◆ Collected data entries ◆
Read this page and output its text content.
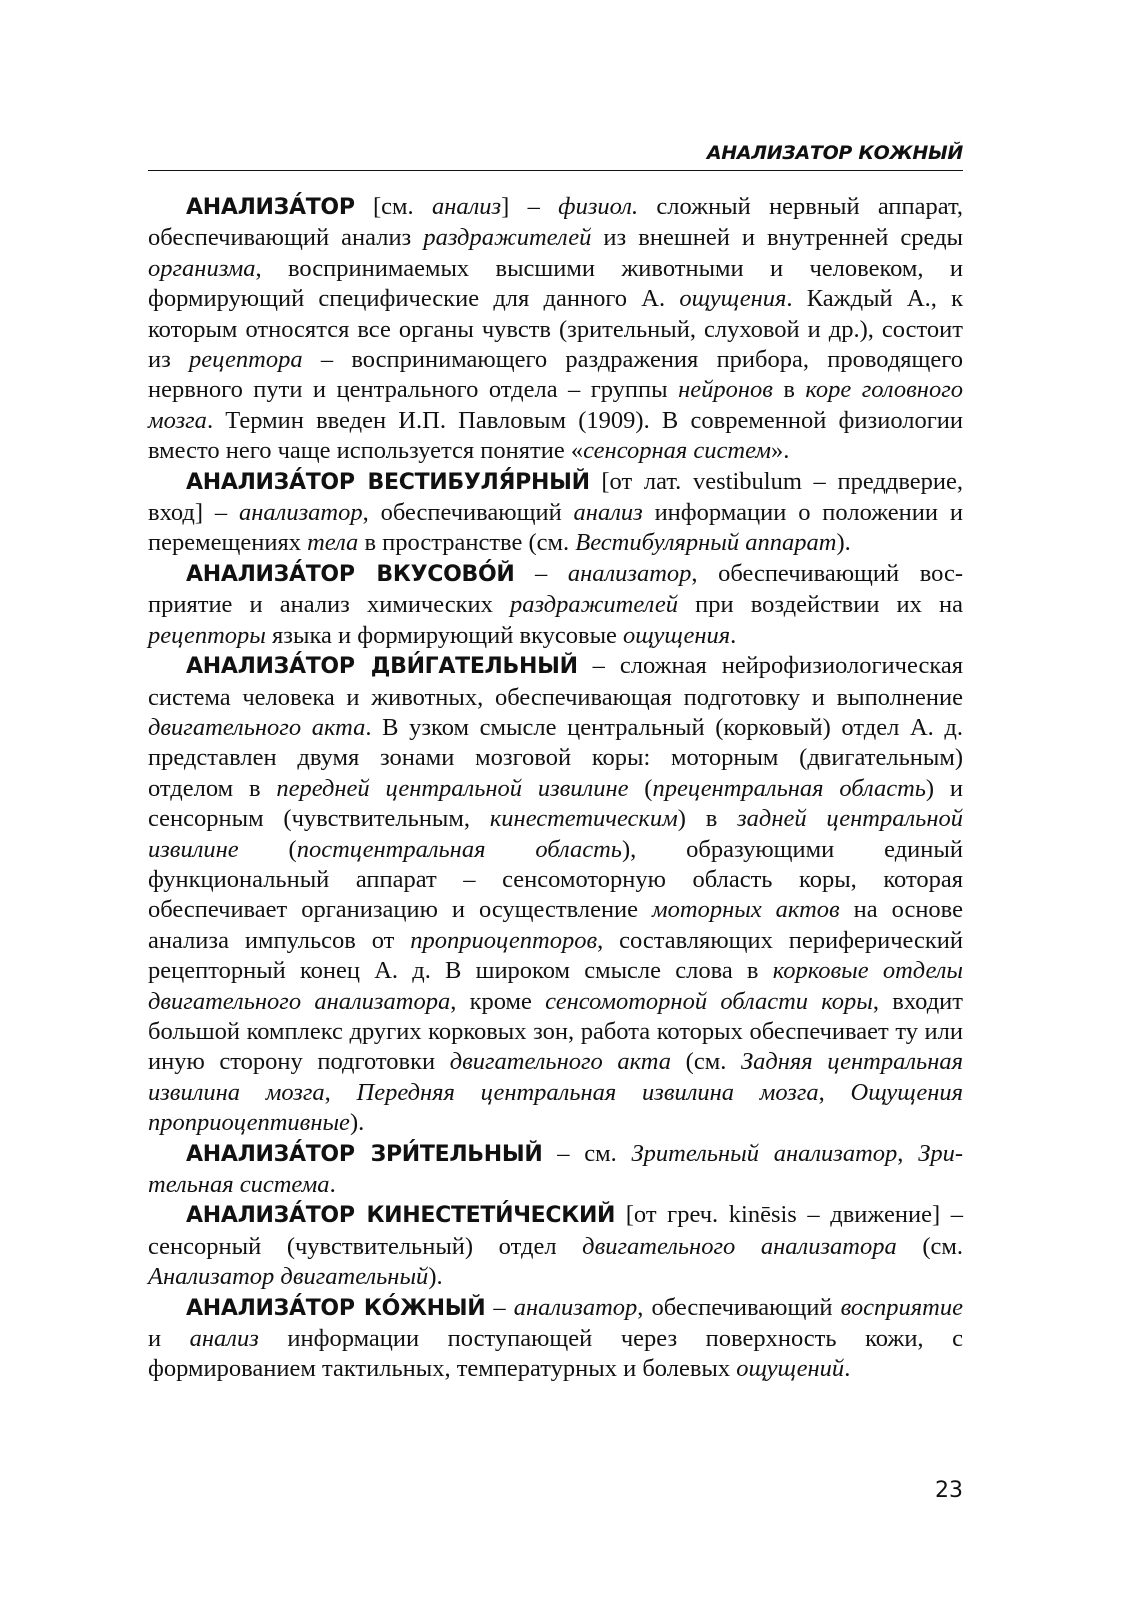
АНАЛИЗАТОР КОЖНЫЙ

АНАЛИЗА́ТОР [см. анализ] – физиол. сложный нервный аппарат, обеспечивающий анализ раздражителей из внешней и внутренней среды организма, воспринимаемых высшими животными и человеком, и формирующий специфические для данного А. ощущения. Каждый А., к которым относятся все органы чувств (зрительный, слуховой и др.), состоит из рецептора – воспринимающего раздражения прибора, проводящего нервного пути и центрального отдела – группы нейронов в коре головного мозга. Термин введен И.П. Павловым (1909). В современной физиологии вместо него чаще используется понятие «сенсорная систем».

АНАЛИЗА́ТОР ВЕСТИБУЛЯ́РНЫЙ [от лат. vestibulum – преддверие, вход] – анализатор, обеспечивающий анализ информации о положении и перемещениях тела в пространстве (см. Вестибулярный аппарат).

АНАЛИЗА́ТОР ВКУСОВО́Й – анализатор, обеспечивающий восприятие и анализ химических раздражителей при воздействии их на рецепторы языка и формирующий вкусовые ощущения.

АНАЛИЗА́ТОР ДВИ́ГАТЕЛЬНЫЙ – сложная нейрофизиологическая система человека и животных, обеспечивающая подготовку и выполнение двигательного акта. В узком смысле центральный (корковый) отдел А. д. представлен двумя зонами мозговой коры: моторным (двигательным) отделом в передней центральной извилине (прецентральная область) и сенсорным (чувствительным, кинестетическим) в задней центральной извилине (постцентральная область), образующими единый функциональный аппарат – сенсомоторную область коры, которая обеспечивает организацию и осуществление моторных актов на основе анализа импульсов от проприоцепторов, составляющих периферический рецепторный конец А. д. В широком смысле слова в корковые отделы двигательного анализатора, кроме сенсомоторной области коры, входит большой комплекс других корковых зон, работа которых обеспечивает ту или иную сторону подготовки двигательного акта (см. Задняя центральная извилина мозга, Передняя центральная извилина мозга, Ощущения проприоцептивные).

АНАЛИЗА́ТОР ЗРИ́ТЕЛЬНЫЙ – см. Зрительный анализатор, Зрительная система.

АНАЛИЗА́ТОР КИНЕСТЕТИ́ЧЕСКИЙ [от греч. kinēsis – движение] – сенсорный (чувствительный) отдел двигательного анализатора (см. Анализатор двигательный).

АНАЛИЗА́ТОР КО́ЖНЫЙ – анализатор, обеспечивающий восприятие и анализ информации поступающей через поверхность кожи, с формированием тактильных, температурных и болевых ощущений.

23
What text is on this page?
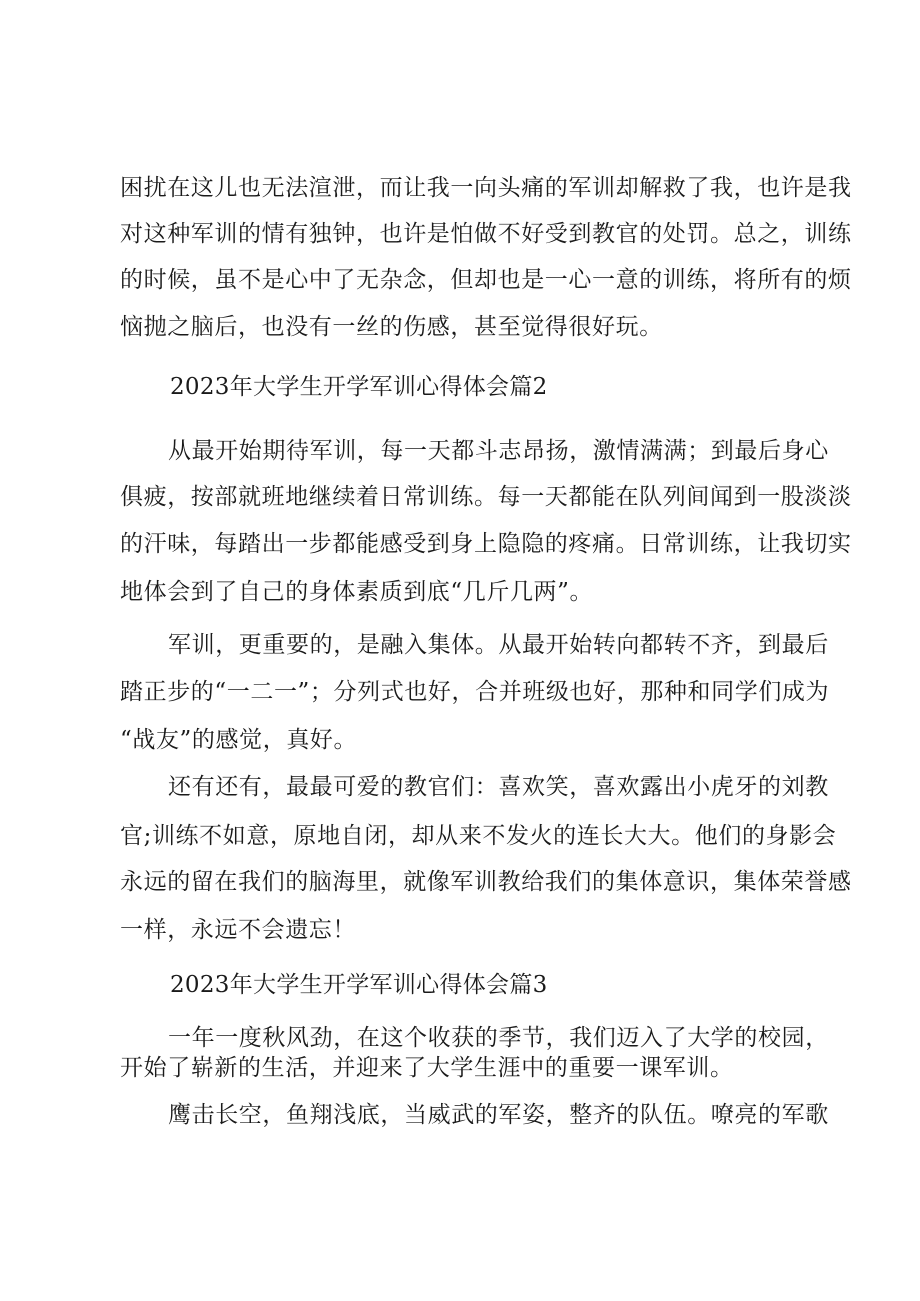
困扰在这儿也无法渲泄，而让我一向头痛的军训却解救了我，也许是我
对这种军训的情有独钟，也许是怕做不好受到教官的处罚。总之，训练
的时候，虽不是心中了无杂念，但却也是一心一意的训练，将所有的烦
恼抛之脑后，也没有一丝的伤感，甚至觉得很好玩。
2023年大学生开学军训心得体会篇2
从最开始期待军训，每一天都斗志昂扬，激情满满；到最后身心
俱疲，按部就班地继续着日常训练。每一天都能在队列间闻到一股淡淡
的汗味，每踏出一步都能感受到身上隐隐的疼痛。日常训练，让我切实
地体会到了自己的身体素质到底“几斤几两”。
军训，更重要的，是融入集体。从最开始转向都转不齐，到最后
踏正步的“一二一”；分列式也好，合并班级也好，那种和同学们成为
“战友”的感觉，真好。
还有还有，最最可爱的教官们：喜欢笑，喜欢露出小虎牙的刘教
官;训练不如意，原地自闭，却从来不发火的连长大大。他们的身影会
永远的留在我们的脑海里，就像军训教给我们的集体意识，集体荣誉感
一样，永远不会遗忘！
2023年大学生开学军训心得体会篇3
一年一度秋风劲，在这个收获的季节，我们迈入了大学的校园，
开始了崭新的生活，并迎来了大学生涯中的重要一课军训。
鹰击长空，鱼翔浅底，当威武的军姿，整齐的队伍。嘹亮的军歌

◆ Task description ◆
Each record above should be copied character for character, with pictures dropped.

◆ Result below ◆
Read this page and output its text content.
АНАЛИЗАТОР КОЖНЫЙ

АНАЛИЗА́ТОР [см. анализ] – физиол. сложный нервный аппарат, обеспечивающий анализ раздражителей из внешней и внутренней среды организма, воспринимаемых высшими животными и человеком, и формирующий специфические для данного А. ощущения. Каждый А., к которым относятся все органы чувств (зрительный, слуховой и др.), состоит из рецептора – воспринимающего раздражения прибора, проводящего нервного пути и центрального отдела – группы нейронов в коре головного мозга. Термин введен И.П. Павловым (1909). В современной физиологии вместо него чаще используется понятие «сенсорная систем».

АНАЛИЗА́ТОР ВЕСТИБУЛЯ́РНЫЙ [от лат. vestibulum – преддверие, вход] – анализатор, обеспечивающий анализ информации о положении и перемещениях тела в пространстве (см. Вестибулярный аппарат).

АНАЛИЗА́ТОР ВКУСОВО́Й – анализатор, обеспечивающий восприятие и анализ химических раздражителей при воздействии их на рецепторы языка и формирующий вкусовые ощущения.

АНАЛИЗА́ТОР ДВИ́ГАТЕЛЬНЫЙ – сложная нейрофизиологическая система человека и животных, обеспечивающая подготовку и выполнение двигательного акта. В узком смысле центральный (корковый) отдел А. д. представлен двумя зонами мозговой коры: моторным (двигательным) отделом в передней центральной извилине (прецентральная область) и сенсорным (чувствительным, кинестетическим) в задней центральной извилине (постцентральная область), образующими единый функциональный аппарат – сенсомоторную область коры, которая обеспечивает организацию и осуществление моторных актов на основе анализа импульсов от проприоцепторов, составляющих периферический рецепторный конец А. д. В широком смысле слова в корковые отделы двигательного анализатора, кроме сенсомоторной области коры, входит большой комплекс других корковых зон, работа которых обеспечивает ту или иную сторону подготовки двигательного акта (см. Задняя центральная извилина мозга, Передняя центральная извилина мозга, Ощущения проприоцептивные).

АНАЛИЗА́ТОР ЗРИ́ТЕЛЬНЫЙ – см. Зрительный анализатор, Зрительная система.

АНАЛИЗА́ТОР КИНЕСТЕТИ́ЧЕСКИЙ [от греч. kinēsis – движение] – сенсорный (чувствительный) отдел двигательного анализатора (см. Анализатор двигательный).

АНАЛИЗА́ТОР КО́ЖНЫЙ – анализатор, обеспечивающий восприятие и анализ информации поступающей через поверхность кожи, с формированием тактильных, температурных и болевых ощущений.

23
What text is on this page?
困扰在这儿也无法渲泄，而让我一向头痛的军训却解救了我，也许是我
对这种军训的情有独钟，也许是怕做不好受到教官的处罚。总之，训练
的时候，虽不是心中了无杂念，但却也是一心一意的训练，将所有的烦
恼抛之脑后，也没有一丝的伤感，甚至觉得很好玩。
2023年大学生开学军训心得体会篇2
从最开始期待军训，每一天都斗志昂扬，激情满满；到最后身心
俱疲，按部就班地继续着日常训练。每一天都能在队列间闻到一股淡淡
的汗味，每踏出一步都能感受到身上隐隐的疼痛。日常训练，让我切实
地体会到了自己的身体素质到底“几斤几两”。
军训，更重要的，是融入集体。从最开始转向都转不齐，到最后
踏正步的“一二一”；分列式也好，合并班级也好，那种和同学们成为
“战友”的感觉，真好。
还有还有，最最可爱的教官们：喜欢笑，喜欢露出小虎牙的刘教
官;训练不如意，原地自闭，却从来不发火的连长大大。他们的身影会
永远的留在我们的脑海里，就像军训教给我们的集体意识，集体荣誉感
一样，永远不会遗忘！
2023年大学生开学军训心得体会篇3
一年一度秋风劲，在这个收获的季节，我们迈入了大学的校园，
开始了崭新的生活，并迎来了大学生涯中的重要一课军训。
鹰击长空，鱼翔浅底，当威武的军姿，整齐的队伍。嘹亮的军歌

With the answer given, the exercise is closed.